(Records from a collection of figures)
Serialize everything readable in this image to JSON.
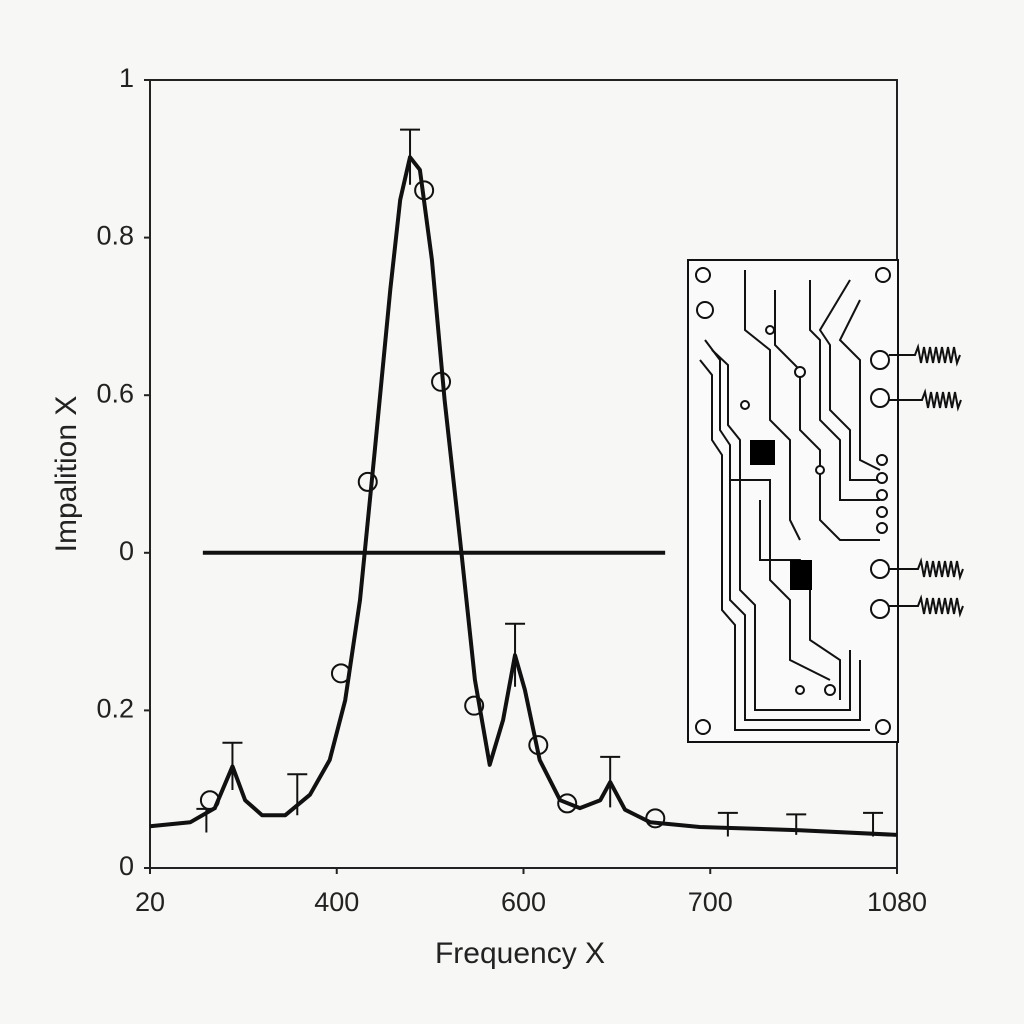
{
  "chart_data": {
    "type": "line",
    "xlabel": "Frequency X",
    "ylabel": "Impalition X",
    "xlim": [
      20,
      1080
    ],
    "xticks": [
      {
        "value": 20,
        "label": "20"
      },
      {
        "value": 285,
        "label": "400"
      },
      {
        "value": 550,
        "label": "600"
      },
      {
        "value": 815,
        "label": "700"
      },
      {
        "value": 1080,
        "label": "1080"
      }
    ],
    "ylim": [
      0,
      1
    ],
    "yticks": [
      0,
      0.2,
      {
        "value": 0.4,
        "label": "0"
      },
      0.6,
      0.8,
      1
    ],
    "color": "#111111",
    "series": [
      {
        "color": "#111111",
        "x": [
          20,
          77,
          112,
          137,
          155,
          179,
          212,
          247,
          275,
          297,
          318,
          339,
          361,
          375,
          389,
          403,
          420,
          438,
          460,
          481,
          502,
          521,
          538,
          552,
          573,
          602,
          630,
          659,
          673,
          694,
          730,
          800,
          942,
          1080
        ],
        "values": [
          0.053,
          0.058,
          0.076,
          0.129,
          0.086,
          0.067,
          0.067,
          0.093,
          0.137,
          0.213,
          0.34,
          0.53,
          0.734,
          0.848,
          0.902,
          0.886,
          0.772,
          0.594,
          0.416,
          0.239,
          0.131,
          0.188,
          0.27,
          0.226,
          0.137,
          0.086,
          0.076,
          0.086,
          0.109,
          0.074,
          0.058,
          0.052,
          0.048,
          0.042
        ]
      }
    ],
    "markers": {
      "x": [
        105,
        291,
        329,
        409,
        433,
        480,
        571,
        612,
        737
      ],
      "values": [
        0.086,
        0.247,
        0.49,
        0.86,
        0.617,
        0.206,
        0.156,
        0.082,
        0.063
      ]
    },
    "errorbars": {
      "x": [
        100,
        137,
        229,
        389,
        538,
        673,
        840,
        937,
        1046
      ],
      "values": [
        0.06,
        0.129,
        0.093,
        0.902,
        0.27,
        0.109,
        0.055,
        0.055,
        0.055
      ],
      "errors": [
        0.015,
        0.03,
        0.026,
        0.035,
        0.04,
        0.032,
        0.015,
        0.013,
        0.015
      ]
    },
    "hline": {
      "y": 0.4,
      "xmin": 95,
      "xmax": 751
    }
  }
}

* * *

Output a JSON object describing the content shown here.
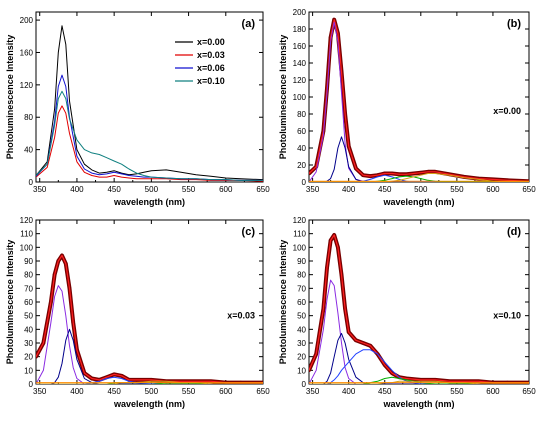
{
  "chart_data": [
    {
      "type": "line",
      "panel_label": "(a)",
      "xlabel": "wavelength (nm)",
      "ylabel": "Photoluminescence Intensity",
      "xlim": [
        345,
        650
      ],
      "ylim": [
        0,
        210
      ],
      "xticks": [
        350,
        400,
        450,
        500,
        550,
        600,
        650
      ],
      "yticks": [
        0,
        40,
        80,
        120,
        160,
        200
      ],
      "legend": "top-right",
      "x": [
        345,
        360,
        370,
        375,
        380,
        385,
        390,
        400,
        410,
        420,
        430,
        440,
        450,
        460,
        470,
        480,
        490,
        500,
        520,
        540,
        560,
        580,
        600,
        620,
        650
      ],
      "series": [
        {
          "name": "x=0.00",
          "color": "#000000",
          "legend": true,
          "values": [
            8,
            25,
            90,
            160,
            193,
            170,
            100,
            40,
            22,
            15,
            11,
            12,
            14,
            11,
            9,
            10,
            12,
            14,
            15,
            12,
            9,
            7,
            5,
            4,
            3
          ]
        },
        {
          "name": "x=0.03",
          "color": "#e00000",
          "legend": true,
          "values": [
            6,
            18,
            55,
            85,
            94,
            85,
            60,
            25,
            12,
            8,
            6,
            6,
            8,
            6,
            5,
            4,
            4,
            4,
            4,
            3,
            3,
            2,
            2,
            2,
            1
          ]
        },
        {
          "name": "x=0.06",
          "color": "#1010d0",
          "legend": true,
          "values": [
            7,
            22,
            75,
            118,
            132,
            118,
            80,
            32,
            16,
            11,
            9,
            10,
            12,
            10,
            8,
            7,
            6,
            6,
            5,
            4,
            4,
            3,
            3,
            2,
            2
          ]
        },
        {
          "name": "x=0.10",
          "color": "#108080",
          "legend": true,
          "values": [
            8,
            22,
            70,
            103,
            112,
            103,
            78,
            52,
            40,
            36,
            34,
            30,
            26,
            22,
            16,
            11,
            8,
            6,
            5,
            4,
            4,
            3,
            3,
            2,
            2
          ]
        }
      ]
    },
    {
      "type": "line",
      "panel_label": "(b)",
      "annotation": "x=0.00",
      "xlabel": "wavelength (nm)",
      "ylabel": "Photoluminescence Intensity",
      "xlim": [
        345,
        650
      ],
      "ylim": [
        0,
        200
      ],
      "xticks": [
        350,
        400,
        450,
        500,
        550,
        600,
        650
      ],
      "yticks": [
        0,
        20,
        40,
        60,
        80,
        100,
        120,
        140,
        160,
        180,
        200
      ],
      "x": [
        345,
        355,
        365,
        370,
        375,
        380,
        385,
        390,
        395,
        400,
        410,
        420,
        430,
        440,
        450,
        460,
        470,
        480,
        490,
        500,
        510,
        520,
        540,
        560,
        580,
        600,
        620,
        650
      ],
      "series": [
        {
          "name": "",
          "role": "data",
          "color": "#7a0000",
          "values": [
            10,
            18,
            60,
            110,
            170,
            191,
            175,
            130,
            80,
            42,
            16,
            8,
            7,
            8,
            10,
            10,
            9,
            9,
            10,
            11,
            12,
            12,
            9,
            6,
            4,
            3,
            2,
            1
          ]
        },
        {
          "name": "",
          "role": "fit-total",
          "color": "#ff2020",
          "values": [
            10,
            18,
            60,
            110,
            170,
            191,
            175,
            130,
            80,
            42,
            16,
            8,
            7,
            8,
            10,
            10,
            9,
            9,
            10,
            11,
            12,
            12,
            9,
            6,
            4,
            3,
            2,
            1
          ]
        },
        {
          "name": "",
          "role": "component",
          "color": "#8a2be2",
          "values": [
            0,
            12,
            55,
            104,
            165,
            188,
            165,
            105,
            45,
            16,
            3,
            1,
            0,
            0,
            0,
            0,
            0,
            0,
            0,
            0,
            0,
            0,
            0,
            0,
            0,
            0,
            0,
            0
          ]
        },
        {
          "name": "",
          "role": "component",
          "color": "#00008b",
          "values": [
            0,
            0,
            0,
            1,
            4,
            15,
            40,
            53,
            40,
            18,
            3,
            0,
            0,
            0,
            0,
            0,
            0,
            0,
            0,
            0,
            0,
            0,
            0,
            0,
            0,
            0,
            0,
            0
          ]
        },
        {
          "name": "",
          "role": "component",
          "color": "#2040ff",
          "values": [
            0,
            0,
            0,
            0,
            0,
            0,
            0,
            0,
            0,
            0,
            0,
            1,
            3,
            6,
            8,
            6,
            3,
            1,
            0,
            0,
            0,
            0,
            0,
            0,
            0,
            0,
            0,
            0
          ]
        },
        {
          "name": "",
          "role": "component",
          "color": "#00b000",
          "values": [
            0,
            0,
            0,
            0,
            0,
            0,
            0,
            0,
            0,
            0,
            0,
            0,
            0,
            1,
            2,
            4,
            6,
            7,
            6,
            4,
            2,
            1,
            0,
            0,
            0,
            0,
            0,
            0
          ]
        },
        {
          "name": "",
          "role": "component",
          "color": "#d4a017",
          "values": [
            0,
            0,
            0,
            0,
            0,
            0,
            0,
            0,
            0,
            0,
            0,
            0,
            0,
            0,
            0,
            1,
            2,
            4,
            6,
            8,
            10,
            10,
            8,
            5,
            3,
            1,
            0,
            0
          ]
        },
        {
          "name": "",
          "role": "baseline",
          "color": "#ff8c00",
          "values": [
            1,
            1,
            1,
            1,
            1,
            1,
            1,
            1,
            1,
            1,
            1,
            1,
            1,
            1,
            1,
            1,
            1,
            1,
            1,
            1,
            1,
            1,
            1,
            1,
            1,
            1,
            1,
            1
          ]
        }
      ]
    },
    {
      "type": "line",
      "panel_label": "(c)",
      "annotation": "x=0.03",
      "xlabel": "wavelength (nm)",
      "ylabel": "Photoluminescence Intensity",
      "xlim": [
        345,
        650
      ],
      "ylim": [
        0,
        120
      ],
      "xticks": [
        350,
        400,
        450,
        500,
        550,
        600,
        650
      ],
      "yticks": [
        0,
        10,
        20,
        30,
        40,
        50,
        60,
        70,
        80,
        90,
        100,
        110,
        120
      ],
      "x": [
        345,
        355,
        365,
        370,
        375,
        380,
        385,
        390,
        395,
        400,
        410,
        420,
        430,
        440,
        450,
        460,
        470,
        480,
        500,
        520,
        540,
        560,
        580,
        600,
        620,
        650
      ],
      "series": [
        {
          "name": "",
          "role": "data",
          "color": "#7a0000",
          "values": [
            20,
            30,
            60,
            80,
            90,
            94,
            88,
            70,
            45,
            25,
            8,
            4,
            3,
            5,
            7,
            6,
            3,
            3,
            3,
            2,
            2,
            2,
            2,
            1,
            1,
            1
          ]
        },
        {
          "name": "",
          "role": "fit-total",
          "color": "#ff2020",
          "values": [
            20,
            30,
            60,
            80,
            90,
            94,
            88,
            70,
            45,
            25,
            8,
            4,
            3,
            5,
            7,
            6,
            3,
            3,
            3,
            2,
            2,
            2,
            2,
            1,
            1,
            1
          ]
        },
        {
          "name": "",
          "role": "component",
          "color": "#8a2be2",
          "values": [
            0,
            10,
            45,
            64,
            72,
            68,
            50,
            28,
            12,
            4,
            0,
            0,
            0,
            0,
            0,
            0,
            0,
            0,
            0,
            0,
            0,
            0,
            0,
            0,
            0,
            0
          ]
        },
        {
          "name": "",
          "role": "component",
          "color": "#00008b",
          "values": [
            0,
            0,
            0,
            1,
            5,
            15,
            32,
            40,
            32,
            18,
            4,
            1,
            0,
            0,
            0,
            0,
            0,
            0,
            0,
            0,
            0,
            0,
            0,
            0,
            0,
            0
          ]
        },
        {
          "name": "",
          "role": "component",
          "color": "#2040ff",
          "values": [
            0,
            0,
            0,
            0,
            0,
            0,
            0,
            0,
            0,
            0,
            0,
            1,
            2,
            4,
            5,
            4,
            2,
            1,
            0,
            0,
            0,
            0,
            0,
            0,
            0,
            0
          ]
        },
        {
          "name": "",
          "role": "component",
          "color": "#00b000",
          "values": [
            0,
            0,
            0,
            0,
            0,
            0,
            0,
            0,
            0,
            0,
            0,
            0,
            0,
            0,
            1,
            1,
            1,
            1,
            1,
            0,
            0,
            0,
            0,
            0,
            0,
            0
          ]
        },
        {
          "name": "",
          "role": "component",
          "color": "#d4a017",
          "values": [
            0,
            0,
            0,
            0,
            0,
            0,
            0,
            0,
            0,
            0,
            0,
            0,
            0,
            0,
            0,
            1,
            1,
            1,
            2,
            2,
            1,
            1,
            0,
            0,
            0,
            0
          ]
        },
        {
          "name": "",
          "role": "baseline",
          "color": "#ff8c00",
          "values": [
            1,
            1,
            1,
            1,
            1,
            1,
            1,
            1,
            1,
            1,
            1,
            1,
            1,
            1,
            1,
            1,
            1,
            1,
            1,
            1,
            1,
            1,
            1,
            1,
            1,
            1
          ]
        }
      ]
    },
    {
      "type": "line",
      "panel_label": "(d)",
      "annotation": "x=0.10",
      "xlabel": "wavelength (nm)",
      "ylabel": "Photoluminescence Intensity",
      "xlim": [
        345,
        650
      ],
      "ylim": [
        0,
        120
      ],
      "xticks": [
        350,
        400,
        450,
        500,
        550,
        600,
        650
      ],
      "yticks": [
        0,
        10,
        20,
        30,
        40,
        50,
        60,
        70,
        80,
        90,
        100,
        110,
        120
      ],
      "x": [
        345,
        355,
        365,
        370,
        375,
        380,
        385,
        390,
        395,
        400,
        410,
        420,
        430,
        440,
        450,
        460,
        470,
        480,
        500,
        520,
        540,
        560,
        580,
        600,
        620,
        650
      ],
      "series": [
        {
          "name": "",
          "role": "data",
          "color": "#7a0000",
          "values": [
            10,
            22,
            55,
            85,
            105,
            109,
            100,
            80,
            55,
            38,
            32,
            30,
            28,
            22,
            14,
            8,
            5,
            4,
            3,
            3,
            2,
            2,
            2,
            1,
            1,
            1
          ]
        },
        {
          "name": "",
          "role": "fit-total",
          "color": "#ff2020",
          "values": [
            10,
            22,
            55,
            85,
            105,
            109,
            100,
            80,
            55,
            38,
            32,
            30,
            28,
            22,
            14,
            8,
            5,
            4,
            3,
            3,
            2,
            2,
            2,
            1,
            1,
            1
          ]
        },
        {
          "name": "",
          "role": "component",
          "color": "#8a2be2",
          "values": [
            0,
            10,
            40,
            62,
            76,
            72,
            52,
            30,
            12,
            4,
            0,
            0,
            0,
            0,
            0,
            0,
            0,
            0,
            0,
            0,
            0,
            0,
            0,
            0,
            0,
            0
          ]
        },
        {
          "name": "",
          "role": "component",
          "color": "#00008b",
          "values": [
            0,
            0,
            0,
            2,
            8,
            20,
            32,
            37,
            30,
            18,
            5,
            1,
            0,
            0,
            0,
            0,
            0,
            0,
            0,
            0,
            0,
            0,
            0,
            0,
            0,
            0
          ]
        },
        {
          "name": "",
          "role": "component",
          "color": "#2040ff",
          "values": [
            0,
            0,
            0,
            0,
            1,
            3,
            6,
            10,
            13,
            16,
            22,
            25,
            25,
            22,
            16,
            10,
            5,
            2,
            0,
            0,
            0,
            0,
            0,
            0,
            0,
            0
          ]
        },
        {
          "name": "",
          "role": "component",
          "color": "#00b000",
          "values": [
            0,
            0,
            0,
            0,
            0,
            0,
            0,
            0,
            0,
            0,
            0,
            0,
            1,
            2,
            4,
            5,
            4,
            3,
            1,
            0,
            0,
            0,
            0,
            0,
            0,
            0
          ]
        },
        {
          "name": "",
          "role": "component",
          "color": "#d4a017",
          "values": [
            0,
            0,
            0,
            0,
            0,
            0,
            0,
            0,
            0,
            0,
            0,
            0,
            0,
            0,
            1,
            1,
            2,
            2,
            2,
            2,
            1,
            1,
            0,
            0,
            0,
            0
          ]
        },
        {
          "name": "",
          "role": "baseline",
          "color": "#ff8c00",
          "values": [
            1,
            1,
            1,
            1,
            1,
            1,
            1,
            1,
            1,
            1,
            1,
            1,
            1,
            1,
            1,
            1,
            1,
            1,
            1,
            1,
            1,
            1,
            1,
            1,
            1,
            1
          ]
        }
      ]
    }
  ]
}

▸ What you will do
Show each line holding the word "JSON".

▸ Solved exercise
Serialize everything readable in this image to JSON.
Output a JSON object describing the content shown here.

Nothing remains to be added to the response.